start Task inputs

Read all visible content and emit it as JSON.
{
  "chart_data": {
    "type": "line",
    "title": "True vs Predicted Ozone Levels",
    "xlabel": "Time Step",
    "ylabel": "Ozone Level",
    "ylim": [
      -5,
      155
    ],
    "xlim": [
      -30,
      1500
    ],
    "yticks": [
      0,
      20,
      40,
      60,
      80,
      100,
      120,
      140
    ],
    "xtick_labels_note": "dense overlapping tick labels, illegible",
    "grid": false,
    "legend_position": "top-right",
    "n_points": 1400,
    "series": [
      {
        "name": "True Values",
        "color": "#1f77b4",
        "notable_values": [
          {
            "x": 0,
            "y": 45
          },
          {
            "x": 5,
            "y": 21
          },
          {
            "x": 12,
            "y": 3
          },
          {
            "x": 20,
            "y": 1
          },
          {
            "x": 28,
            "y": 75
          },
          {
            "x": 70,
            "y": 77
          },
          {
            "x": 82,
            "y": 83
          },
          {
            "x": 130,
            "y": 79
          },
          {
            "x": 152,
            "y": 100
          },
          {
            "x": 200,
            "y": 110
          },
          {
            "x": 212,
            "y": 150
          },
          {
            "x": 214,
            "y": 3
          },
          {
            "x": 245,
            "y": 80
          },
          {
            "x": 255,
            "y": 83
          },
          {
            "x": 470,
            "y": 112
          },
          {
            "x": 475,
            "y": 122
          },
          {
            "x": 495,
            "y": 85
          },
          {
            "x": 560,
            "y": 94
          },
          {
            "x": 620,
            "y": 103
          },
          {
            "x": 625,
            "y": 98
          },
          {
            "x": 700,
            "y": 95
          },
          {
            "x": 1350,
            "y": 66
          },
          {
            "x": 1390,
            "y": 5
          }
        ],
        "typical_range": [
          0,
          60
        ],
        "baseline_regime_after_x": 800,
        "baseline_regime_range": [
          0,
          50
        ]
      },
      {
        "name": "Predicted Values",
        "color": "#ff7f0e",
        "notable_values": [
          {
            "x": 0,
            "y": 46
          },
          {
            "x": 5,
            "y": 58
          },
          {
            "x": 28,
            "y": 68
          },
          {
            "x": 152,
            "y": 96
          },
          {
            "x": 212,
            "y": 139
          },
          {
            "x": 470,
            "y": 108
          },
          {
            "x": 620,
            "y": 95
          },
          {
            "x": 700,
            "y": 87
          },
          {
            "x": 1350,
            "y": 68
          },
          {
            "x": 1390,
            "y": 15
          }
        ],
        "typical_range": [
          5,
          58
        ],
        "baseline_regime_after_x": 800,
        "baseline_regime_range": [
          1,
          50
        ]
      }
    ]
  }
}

end Task inputs

* Written exercise *
Your task is to pick out every line with the string "name" and copy it.

* Exercise response *
        "name": "True Values",
        "name": "Predicted Values",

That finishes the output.